DATA:
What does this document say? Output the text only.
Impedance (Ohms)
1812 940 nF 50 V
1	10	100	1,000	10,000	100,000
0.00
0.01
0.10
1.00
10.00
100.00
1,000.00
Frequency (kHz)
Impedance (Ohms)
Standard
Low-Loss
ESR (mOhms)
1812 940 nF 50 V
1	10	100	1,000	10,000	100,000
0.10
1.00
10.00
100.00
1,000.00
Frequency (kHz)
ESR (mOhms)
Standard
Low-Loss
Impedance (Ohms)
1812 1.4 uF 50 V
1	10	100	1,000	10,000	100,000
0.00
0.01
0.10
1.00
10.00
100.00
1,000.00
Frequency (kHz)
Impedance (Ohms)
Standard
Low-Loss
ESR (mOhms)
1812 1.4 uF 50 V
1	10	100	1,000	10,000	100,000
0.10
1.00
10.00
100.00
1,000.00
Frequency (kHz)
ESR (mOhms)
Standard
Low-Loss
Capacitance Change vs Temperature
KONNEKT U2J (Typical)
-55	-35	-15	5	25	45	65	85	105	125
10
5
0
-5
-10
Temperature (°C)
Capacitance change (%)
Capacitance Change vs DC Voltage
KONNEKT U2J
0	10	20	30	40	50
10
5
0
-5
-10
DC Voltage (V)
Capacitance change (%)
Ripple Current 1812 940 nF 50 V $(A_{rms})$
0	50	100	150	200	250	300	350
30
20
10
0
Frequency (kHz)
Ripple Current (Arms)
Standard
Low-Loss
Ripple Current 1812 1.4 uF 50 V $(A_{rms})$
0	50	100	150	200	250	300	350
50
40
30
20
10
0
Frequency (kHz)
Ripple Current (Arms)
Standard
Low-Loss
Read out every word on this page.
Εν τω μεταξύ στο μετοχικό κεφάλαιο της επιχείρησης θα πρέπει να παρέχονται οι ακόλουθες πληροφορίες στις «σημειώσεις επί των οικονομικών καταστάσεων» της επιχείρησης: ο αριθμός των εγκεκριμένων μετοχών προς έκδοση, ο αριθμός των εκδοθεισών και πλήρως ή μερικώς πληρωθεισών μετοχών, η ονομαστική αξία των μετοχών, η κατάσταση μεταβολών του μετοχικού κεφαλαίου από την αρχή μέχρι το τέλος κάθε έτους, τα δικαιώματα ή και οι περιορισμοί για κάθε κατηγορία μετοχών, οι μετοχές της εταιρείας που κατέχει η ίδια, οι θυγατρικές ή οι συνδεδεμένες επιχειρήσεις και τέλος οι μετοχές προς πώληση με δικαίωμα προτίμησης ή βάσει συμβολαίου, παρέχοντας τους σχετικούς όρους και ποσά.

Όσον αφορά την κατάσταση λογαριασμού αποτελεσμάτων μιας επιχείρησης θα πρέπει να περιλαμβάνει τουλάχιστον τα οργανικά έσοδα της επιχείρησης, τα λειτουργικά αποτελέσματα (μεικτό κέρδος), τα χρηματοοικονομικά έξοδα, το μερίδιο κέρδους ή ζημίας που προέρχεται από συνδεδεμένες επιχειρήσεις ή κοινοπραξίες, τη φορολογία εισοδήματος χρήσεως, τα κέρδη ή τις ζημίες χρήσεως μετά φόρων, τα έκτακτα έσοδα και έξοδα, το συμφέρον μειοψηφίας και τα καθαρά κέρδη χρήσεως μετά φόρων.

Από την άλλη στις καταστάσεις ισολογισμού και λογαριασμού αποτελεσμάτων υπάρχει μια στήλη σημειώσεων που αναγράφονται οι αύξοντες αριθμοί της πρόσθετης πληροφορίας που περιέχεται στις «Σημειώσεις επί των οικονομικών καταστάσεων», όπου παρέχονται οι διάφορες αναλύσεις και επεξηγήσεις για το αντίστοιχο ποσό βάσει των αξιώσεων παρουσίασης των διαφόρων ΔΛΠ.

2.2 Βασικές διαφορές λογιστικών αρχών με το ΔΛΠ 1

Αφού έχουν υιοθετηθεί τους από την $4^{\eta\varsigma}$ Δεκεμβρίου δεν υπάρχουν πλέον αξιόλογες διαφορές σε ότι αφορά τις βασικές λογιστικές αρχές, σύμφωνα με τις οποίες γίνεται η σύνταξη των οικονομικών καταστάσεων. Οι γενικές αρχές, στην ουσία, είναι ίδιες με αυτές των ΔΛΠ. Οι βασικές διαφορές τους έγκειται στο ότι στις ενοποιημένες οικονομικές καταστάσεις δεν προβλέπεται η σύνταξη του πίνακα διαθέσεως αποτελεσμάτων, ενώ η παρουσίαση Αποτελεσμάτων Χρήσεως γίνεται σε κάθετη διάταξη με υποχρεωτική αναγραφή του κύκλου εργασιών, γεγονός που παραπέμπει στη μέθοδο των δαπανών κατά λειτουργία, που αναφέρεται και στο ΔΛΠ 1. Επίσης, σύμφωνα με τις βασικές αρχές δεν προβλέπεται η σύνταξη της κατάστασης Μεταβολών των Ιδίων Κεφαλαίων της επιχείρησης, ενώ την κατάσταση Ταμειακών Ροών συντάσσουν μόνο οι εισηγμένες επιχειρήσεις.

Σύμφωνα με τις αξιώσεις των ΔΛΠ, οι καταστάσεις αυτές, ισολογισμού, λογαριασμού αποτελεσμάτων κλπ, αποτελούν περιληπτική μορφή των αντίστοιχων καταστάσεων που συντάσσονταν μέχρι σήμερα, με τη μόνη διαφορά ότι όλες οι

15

DIRECTIVE: Look through the data and show every line containing "Ripple".

SOLUTION TO THIS PROBLEM:
Ripple Current 1812 940 nF 50 V $(A_{rms})$
Ripple Current (Arms)
Ripple Current 1812 1.4 uF 50 V $(A_{rms})$
Ripple Current (Arms)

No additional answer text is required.